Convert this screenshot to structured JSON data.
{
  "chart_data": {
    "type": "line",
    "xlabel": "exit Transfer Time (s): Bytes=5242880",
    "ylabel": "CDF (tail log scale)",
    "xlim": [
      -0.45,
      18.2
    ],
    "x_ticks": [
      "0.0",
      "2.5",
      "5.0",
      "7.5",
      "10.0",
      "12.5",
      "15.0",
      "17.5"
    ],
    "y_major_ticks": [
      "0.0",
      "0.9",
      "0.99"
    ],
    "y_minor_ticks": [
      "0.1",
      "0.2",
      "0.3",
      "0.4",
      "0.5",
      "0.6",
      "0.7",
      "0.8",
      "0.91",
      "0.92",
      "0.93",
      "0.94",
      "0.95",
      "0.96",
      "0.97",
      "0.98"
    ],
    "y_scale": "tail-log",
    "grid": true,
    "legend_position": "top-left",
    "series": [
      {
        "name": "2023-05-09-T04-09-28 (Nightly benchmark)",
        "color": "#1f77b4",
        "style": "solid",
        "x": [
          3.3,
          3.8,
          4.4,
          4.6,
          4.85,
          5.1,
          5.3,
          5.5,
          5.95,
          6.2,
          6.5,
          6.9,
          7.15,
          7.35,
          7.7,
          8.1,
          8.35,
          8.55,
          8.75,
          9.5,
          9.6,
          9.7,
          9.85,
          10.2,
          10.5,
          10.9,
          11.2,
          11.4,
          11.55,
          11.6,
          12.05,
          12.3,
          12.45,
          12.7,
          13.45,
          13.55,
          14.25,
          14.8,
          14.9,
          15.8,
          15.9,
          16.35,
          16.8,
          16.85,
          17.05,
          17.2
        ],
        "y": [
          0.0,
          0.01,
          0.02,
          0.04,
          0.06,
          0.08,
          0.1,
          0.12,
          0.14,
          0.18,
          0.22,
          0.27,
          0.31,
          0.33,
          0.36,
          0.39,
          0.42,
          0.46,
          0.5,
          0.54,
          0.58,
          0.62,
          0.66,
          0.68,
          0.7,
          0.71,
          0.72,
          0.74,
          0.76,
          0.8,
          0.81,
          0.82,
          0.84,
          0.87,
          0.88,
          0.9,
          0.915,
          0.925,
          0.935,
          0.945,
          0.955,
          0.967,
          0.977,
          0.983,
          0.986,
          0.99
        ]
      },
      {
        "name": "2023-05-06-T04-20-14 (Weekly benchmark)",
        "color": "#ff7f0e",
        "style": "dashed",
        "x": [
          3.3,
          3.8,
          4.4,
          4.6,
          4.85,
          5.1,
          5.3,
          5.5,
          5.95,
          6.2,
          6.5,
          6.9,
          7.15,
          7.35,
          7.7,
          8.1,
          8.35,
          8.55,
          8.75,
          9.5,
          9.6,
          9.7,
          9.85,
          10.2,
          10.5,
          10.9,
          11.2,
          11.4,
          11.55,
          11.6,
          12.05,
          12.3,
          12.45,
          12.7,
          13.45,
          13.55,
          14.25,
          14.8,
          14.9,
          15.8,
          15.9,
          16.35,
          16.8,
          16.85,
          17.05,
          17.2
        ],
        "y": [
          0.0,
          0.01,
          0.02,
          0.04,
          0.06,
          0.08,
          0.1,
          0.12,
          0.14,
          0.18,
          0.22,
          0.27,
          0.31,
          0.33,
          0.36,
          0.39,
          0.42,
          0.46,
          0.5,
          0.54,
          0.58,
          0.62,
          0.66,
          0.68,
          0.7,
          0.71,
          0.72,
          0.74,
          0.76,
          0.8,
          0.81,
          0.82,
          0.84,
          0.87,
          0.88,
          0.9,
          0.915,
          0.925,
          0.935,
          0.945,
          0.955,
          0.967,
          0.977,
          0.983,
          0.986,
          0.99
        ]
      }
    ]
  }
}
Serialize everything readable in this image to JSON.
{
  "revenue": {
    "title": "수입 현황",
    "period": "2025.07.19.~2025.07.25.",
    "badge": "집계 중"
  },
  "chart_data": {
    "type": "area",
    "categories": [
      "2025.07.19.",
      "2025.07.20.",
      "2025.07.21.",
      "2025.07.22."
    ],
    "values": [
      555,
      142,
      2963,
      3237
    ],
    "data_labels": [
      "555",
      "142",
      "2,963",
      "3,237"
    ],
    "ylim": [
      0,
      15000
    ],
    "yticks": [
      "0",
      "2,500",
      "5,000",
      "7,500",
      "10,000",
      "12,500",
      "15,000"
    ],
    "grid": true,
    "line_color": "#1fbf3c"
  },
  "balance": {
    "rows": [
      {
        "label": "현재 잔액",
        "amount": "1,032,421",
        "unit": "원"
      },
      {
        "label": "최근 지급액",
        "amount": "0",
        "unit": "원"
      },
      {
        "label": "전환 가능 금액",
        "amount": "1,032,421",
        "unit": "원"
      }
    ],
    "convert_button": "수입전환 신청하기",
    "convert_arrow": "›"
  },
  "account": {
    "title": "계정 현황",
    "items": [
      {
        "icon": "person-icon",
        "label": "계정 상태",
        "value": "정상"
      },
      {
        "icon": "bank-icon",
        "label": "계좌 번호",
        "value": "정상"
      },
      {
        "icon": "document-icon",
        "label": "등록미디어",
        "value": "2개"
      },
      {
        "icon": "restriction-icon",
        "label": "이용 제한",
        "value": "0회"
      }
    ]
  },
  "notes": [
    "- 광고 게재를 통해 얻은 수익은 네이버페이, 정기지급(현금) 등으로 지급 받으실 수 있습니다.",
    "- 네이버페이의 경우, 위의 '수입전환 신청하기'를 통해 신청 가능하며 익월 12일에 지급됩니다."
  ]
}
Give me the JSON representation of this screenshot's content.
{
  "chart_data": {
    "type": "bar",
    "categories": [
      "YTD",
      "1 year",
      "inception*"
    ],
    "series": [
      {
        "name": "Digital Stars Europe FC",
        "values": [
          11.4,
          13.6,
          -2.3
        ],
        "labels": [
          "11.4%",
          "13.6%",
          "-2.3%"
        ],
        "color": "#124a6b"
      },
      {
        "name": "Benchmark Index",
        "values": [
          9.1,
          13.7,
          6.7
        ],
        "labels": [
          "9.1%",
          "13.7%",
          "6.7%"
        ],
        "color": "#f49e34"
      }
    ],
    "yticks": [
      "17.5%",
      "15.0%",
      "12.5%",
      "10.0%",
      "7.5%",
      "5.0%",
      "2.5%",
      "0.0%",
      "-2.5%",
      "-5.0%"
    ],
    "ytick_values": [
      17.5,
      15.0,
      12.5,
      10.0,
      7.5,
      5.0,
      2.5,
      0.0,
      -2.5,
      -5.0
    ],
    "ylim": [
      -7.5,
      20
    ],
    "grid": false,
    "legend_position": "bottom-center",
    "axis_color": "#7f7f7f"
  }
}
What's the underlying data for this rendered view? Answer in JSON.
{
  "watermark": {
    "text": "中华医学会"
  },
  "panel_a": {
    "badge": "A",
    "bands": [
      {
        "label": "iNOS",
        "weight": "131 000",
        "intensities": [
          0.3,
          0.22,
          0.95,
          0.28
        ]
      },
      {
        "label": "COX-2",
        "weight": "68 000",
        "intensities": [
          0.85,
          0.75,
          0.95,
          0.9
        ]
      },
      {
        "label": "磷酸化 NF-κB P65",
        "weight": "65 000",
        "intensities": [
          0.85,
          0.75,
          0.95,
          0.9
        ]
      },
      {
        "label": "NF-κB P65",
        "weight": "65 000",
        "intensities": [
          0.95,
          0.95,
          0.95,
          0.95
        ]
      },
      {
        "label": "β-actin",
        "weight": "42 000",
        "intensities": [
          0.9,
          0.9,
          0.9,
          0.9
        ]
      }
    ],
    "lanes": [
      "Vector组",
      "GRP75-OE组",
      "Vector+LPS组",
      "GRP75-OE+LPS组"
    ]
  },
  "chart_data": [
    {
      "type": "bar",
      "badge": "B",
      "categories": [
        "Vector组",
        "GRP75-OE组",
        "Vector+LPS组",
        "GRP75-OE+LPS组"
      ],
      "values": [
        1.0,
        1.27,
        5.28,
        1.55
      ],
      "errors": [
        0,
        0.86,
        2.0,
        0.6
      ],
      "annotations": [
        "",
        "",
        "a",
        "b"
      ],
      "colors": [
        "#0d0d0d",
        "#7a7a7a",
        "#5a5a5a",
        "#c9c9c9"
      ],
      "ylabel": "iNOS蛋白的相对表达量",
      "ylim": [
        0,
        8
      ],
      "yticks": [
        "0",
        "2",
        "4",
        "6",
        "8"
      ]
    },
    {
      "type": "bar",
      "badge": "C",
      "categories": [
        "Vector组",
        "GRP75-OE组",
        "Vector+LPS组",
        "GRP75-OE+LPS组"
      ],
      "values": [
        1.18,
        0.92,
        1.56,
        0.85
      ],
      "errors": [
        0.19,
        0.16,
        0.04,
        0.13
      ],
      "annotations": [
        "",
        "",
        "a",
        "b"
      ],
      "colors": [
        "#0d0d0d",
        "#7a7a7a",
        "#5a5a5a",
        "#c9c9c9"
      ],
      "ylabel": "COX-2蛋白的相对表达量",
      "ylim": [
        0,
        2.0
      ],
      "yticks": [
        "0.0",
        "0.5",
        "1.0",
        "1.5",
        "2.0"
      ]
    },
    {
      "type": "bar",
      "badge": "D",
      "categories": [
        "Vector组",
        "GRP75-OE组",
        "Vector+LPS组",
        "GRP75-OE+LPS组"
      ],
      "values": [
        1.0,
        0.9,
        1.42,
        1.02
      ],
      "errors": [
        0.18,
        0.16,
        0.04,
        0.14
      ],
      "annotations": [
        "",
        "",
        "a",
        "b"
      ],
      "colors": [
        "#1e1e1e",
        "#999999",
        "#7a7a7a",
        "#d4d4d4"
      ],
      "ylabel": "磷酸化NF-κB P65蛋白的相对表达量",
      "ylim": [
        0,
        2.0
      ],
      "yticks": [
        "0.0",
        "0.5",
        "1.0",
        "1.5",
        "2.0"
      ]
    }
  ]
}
.....
PROBLEM TO SOLVE:
Check each line of the data above for the word "JSON", then state how many lines have it. Give the number alone.

COMPLETE ANSWER:
4